SHORT EXERCISE: In the records below, pick out all lines containing the word "removes".

RECORDED INFORMATION:
** Start **

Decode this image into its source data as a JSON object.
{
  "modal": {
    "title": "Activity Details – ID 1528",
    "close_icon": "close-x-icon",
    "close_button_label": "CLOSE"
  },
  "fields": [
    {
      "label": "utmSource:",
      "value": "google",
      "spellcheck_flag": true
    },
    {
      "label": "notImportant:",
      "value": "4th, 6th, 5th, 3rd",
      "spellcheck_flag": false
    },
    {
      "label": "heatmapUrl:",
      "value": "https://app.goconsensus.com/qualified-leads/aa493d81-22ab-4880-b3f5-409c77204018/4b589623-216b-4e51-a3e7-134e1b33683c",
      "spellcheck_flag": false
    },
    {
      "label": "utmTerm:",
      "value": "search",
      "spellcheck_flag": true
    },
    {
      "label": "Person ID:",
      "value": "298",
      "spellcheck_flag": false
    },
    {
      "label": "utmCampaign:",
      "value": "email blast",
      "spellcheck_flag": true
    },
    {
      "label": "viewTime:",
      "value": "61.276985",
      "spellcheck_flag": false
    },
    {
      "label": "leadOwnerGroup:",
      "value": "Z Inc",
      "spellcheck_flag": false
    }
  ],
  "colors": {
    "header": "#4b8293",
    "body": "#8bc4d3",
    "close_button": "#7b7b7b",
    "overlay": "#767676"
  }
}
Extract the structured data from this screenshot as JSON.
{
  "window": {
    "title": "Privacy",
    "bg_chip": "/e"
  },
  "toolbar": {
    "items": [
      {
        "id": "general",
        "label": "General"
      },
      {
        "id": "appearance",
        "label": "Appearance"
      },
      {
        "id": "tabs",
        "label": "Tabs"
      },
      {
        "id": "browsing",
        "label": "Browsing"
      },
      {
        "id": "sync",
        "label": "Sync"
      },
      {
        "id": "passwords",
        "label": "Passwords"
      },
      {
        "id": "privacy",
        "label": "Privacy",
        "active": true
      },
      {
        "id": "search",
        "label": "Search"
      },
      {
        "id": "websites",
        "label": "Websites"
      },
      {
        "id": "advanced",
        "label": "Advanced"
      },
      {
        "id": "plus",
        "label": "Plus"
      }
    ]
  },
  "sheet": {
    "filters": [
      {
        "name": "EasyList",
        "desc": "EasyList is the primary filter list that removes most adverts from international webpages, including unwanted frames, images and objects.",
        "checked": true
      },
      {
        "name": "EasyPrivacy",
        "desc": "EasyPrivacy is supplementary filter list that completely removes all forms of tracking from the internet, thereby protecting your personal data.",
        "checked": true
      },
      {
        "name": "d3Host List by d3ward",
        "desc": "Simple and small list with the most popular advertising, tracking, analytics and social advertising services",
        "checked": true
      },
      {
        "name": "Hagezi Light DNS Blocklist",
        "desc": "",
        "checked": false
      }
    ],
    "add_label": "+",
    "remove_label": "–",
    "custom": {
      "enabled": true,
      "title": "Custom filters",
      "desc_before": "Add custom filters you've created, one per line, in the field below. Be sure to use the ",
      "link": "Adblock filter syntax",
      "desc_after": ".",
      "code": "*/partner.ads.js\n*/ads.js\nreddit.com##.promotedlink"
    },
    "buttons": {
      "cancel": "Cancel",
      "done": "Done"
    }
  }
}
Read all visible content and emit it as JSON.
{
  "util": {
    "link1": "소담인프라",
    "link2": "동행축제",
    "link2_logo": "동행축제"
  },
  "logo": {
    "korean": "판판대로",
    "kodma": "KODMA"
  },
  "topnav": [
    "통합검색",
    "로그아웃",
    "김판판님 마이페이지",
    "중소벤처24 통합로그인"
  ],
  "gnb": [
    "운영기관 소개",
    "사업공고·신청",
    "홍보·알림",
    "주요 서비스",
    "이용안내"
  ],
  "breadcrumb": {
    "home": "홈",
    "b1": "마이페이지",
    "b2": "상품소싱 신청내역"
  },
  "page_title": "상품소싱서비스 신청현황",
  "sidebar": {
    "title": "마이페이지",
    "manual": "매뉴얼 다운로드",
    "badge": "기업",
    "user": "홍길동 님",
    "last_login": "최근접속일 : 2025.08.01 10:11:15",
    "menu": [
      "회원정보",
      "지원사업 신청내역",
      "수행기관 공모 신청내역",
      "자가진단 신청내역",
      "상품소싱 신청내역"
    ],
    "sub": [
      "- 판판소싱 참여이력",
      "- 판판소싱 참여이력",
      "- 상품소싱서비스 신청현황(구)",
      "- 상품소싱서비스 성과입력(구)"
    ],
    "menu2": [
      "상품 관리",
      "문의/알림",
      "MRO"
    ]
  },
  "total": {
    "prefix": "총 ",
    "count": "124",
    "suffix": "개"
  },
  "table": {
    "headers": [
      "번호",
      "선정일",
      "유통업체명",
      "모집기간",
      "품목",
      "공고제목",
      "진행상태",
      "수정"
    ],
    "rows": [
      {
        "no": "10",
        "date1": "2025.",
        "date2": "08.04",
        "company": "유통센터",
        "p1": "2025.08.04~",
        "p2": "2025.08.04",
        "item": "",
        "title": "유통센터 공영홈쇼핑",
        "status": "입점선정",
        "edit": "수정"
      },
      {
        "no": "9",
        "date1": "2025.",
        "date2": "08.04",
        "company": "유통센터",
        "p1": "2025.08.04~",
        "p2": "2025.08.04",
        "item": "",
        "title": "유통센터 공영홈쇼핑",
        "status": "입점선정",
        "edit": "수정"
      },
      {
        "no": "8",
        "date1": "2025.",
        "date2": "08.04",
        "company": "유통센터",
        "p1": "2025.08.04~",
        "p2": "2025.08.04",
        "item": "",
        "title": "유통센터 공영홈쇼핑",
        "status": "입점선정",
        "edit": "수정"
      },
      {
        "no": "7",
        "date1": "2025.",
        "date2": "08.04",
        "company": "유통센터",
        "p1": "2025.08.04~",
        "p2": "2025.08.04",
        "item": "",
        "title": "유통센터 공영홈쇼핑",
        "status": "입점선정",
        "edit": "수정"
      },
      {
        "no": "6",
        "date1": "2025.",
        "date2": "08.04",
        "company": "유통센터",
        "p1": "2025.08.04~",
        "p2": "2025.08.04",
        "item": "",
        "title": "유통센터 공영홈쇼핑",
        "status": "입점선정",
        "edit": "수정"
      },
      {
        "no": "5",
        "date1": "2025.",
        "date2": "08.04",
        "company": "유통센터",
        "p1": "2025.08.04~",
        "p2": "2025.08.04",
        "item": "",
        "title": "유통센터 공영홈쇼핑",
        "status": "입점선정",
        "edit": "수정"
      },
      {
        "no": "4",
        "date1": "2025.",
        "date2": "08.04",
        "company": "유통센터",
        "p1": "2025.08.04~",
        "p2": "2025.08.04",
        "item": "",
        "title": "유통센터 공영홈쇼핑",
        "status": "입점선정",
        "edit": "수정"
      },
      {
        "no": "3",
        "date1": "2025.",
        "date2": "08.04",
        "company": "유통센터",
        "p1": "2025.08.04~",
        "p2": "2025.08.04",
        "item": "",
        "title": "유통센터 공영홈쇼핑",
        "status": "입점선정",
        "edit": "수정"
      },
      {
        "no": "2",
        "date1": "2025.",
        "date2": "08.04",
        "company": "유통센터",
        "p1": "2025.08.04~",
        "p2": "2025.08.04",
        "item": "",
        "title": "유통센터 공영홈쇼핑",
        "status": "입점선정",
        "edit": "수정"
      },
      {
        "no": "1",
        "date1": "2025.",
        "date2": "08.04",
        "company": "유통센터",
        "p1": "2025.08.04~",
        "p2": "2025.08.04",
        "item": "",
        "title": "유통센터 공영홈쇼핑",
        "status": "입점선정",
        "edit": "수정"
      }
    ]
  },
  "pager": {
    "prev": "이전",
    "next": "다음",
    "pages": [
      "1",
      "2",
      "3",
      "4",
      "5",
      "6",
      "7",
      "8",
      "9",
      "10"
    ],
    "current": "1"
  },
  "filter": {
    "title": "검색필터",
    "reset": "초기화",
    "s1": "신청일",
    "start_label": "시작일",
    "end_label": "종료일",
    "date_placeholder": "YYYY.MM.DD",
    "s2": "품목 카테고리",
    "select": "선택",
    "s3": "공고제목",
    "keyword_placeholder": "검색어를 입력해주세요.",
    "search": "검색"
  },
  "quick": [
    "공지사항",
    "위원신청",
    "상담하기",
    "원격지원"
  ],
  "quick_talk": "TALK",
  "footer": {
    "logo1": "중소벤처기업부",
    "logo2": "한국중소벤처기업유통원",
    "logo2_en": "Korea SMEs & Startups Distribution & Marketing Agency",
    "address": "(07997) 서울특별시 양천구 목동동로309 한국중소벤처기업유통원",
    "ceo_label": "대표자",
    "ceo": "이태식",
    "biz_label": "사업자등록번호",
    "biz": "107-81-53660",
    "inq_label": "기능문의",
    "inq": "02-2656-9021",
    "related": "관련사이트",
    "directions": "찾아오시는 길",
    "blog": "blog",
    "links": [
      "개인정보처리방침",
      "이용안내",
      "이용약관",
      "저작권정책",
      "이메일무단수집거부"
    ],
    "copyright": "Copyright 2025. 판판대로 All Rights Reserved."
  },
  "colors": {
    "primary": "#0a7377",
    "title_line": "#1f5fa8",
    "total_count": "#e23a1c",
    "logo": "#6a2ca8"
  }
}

** End **

THE RESULT:
        "desc": "EasyList is the primary filter list that removes most adverts from international webpages, including unwanted frames, images and objects.",
        "desc": "EasyPrivacy is supplementary filter list that completely removes all forms of tracking from the internet, thereby protecting your personal data.",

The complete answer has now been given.